## Exercise:
Where a line contains the word "lasketa", copy that line.

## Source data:
★ ★ ★ ★

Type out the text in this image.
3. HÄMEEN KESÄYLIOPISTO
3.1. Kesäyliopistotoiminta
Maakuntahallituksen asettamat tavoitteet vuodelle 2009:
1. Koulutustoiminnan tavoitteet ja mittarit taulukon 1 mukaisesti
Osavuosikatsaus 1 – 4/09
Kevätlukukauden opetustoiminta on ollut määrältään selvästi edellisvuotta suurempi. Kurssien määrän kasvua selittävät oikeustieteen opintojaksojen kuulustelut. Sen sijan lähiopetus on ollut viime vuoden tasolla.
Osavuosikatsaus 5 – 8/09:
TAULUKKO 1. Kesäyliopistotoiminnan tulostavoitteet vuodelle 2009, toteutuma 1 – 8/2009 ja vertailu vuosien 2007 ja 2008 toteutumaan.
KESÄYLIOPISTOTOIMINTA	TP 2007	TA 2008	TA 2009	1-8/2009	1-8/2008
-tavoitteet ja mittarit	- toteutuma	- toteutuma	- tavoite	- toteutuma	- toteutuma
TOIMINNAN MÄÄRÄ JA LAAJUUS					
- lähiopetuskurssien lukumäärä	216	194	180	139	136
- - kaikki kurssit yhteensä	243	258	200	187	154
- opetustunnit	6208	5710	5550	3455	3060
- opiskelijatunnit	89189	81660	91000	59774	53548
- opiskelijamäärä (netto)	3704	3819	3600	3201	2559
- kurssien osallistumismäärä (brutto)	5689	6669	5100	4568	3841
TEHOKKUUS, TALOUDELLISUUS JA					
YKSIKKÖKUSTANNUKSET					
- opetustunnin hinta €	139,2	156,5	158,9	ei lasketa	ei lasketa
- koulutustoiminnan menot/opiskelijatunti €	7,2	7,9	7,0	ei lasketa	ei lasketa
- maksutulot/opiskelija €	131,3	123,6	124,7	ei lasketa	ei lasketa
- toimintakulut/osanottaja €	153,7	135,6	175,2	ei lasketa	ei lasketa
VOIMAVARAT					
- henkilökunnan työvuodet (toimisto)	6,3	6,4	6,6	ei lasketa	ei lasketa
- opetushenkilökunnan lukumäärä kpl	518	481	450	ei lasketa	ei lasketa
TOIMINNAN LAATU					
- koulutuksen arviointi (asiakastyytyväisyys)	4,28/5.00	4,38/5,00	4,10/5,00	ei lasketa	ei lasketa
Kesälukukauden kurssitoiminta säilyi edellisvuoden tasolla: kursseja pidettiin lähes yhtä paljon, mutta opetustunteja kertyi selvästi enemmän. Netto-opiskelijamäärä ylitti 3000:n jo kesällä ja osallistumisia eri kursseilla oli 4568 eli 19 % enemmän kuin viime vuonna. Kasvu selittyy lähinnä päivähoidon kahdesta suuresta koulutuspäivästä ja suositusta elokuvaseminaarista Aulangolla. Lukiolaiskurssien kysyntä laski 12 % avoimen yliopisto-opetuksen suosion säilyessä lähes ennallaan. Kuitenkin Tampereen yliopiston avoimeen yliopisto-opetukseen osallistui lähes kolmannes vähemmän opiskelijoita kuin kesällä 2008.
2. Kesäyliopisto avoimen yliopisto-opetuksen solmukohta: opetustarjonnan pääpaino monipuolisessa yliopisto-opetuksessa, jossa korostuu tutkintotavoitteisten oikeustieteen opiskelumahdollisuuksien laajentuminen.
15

★ ★ ★ ★

## Expected answer:
- opetustunnin hinta €	139,2	156,5	158,9	ei lasketa	ei lasketa
- koulutustoiminnan menot/opiskelijatunti €	7,2	7,9	7,0	ei lasketa	ei lasketa
- maksutulot/opiskelija €	131,3	123,6	124,7	ei lasketa	ei lasketa
- toimintakulut/osanottaja €	153,7	135,6	175,2	ei lasketa	ei lasketa
- henkilökunnan työvuodet (toimisto)	6,3	6,4	6,6	ei lasketa	ei lasketa
- opetushenkilökunnan lukumäärä kpl	518	481	450	ei lasketa	ei lasketa
- koulutuksen arviointi (asiakastyytyväisyys)	4,28/5.00	4,38/5,00	4,10/5,00	ei lasketa	ei lasketa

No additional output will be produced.